(Extracted data entries)
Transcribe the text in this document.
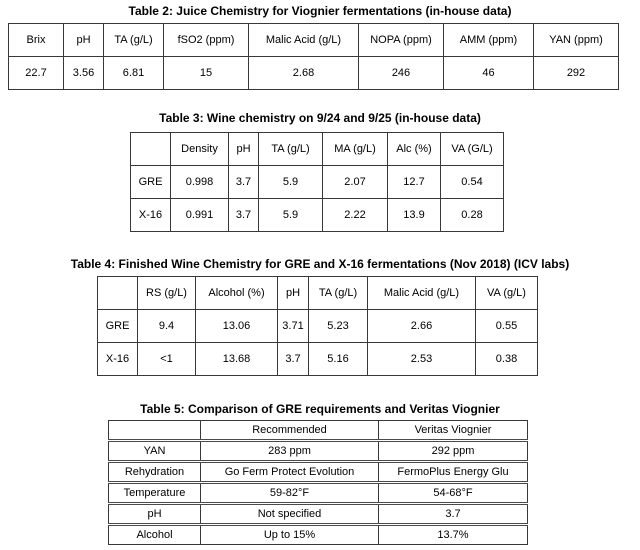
Table 2: Juice Chemistry for Viognier fermentations (in-house data)
Brix	pH	TA (g/L)	fSO2 (ppm)	Malic Acid (g/L)	NOPA (ppm)	AMM (ppm)	YAN (ppm)
22.7	3.56	6.81	15	2.68	246	46	292
Table 3: Wine chemistry on 9/24 and 9/25 (in-house data)
	Density	pH	TA (g/L)	MA (g/L)	Alc (%)	VA (G/L)
GRE	0.998	3.7	5.9	2.07	12.7	0.54
X-16	0.991	3.7	5.9	2.22	13.9	0.28
Table 4: Finished Wine Chemistry for GRE and X-16 fermentations (Nov 2018) (ICV labs)
	RS (g/L)	Alcohol (%)	pH	TA (g/L)	Malic Acid (g/L)	VA (g/L)
GRE	9.4	13.06	3.71	5.23	2.66	0.55
X-16	<1	13.68	3.7	5.16	2.53	0.38
Table 5: Comparison of GRE requirements and Veritas Viognier
	Recommended	Veritas Viognier
YAN	283 ppm	292 ppm
Rehydration	Go Ferm Protect Evolution	FermoPlus Energy Glu
Temperature	59-82°F	54-68°F
pH	Not specified	3.7
Alcohol	Up to 15%	13.7%
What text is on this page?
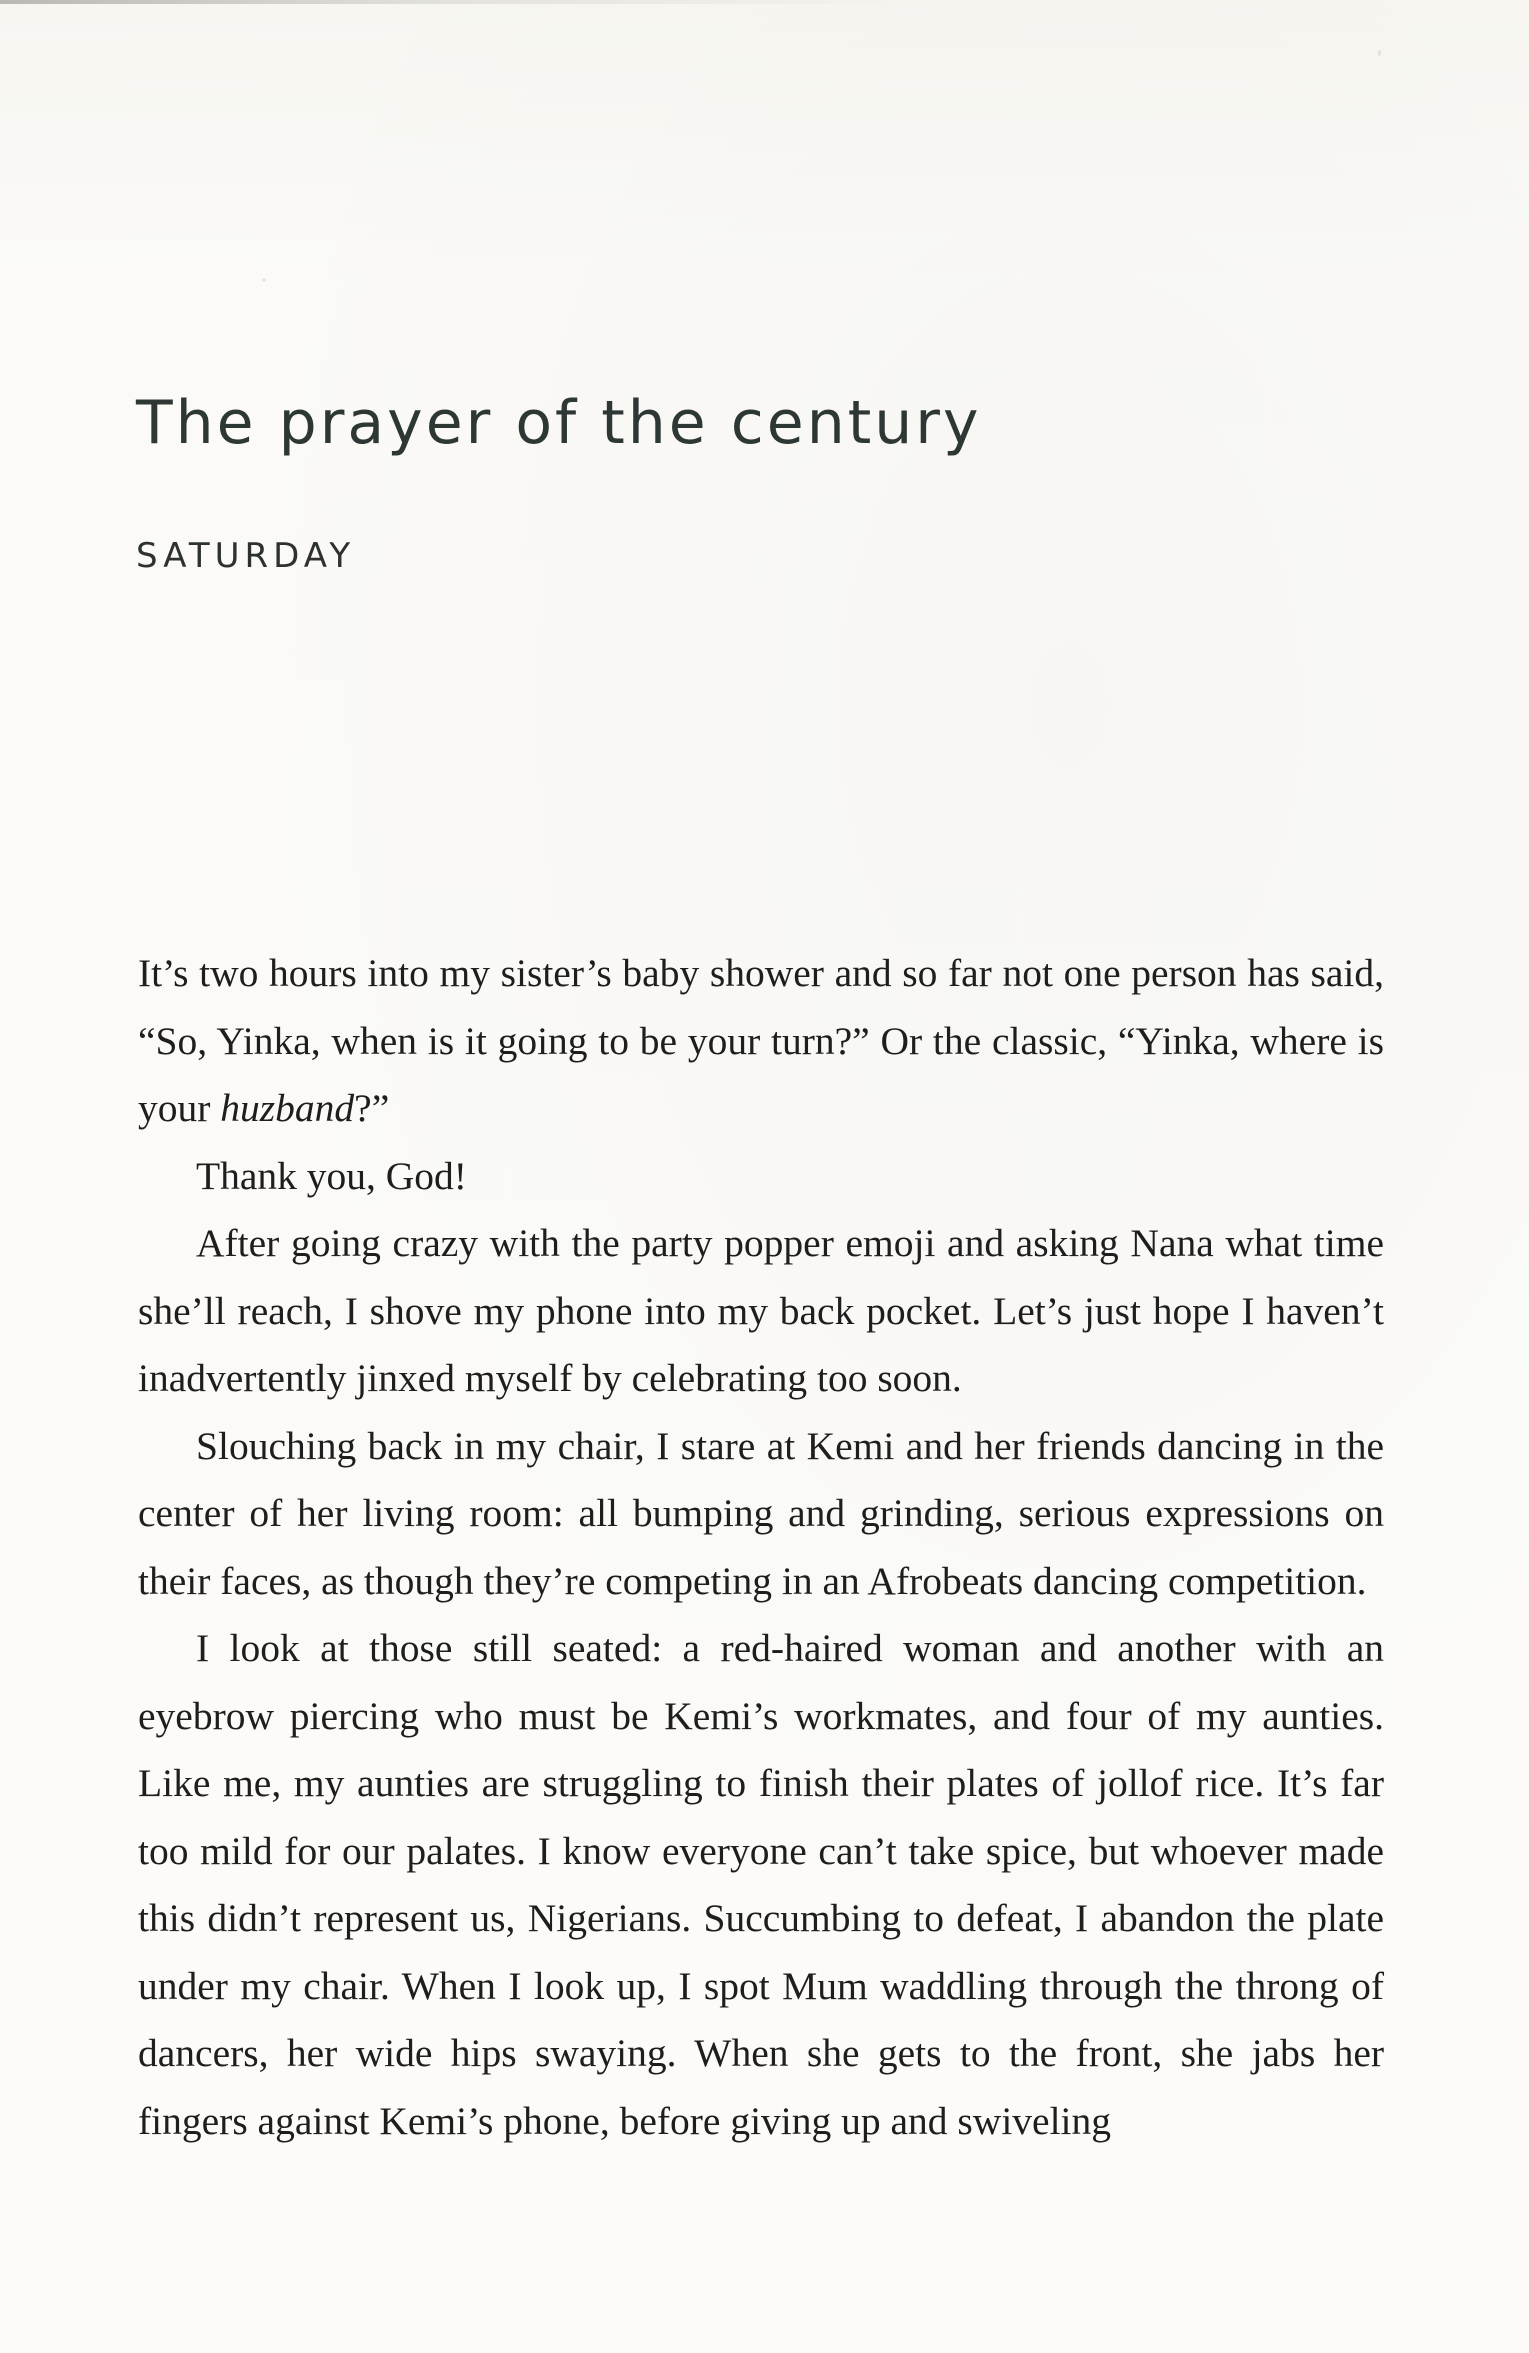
The prayer of the century
SATURDAY

It’s two hours into my sister’s baby shower and so far not one person has said, “So, Yinka, when is it going to be your turn?” Or the classic, “Yinka, where is your huzband?”

Thank you, God!

After going crazy with the party popper emoji and asking Nana what time she’ll reach, I shove my phone into my back pocket. Let’s just hope I haven’t inadvertently jinxed myself by celebrating too soon.

Slouching back in my chair, I stare at Kemi and her friends dancing in the center of her living room: all bumping and grinding, serious expressions on their faces, as though they’re competing in an Afrobeats dancing competition.

I look at those still seated: a red-haired woman and another with an eyebrow piercing who must be Kemi’s workmates, and four of my aunties. Like me, my aunties are struggling to finish their plates of jollof rice. It’s far too mild for our palates. I know everyone can’t take spice, but whoever made this didn’t represent us, Nigerians. Succumbing to defeat, I abandon the plate under my chair. When I look up, I spot Mum waddling through the throng of dancers, her wide hips swaying. When she gets to the front, she jabs her fingers against Kemi’s phone, before giving up and swiveling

What you have to do:
All the lines above are to be reproduced exactly, except the pictures.

Solution to the exercise:
Transcribe the text in this document.
Table 2: Juice Chemistry for Viognier fermentations (in-house data)
Brix	pH	TA (g/L)	fSO2 (ppm)	Malic Acid (g/L)	NOPA (ppm)	AMM (ppm)	YAN (ppm)
22.7	3.56	6.81	15	2.68	246	46	292
Table 3: Wine chemistry on 9/24 and 9/25 (in-house data)
	Density	pH	TA (g/L)	MA (g/L)	Alc (%)	VA (G/L)
GRE	0.998	3.7	5.9	2.07	12.7	0.54
X-16	0.991	3.7	5.9	2.22	13.9	0.28
Table 4: Finished Wine Chemistry for GRE and X-16 fermentations (Nov 2018) (ICV labs)
	RS (g/L)	Alcohol (%)	pH	TA (g/L)	Malic Acid (g/L)	VA (g/L)
GRE	9.4	13.06	3.71	5.23	2.66	0.55
X-16	<1	13.68	3.7	5.16	2.53	0.38
Table 5: Comparison of GRE requirements and Veritas Viognier
	Recommended	Veritas Viognier
YAN	283 ppm	292 ppm
Rehydration	Go Ferm Protect Evolution	FermoPlus Energy Glu
Temperature	59-82°F	54-68°F
pH	Not specified	3.7
Alcohol	Up to 15%	13.7%
What text is on this page?
The prayer of the century
SATURDAY

It’s two hours into my sister’s baby shower and so far not one person has said, “So, Yinka, when is it going to be your turn?” Or the classic, “Yinka, where is your huzband?”

Thank you, God!

After going crazy with the party popper emoji and asking Nana what time she’ll reach, I shove my phone into my back pocket. Let’s just hope I haven’t inadvertently jinxed myself by celebrating too soon.

Slouching back in my chair, I stare at Kemi and her friends dancing in the center of her living room: all bumping and grinding, serious expressions on their faces, as though they’re competing in an Afrobeats dancing competition.

I look at those still seated: a red-haired woman and another with an eyebrow piercing who must be Kemi’s workmates, and four of my aunties. Like me, my aunties are struggling to finish their plates of jollof rice. It’s far too mild for our palates. I know everyone can’t take spice, but whoever made this didn’t represent us, Nigerians. Succumbing to defeat, I abandon the plate under my chair. When I look up, I spot Mum waddling through the throng of dancers, her wide hips swaying. When she gets to the front, she jabs her fingers against Kemi’s phone, before giving up and swiveling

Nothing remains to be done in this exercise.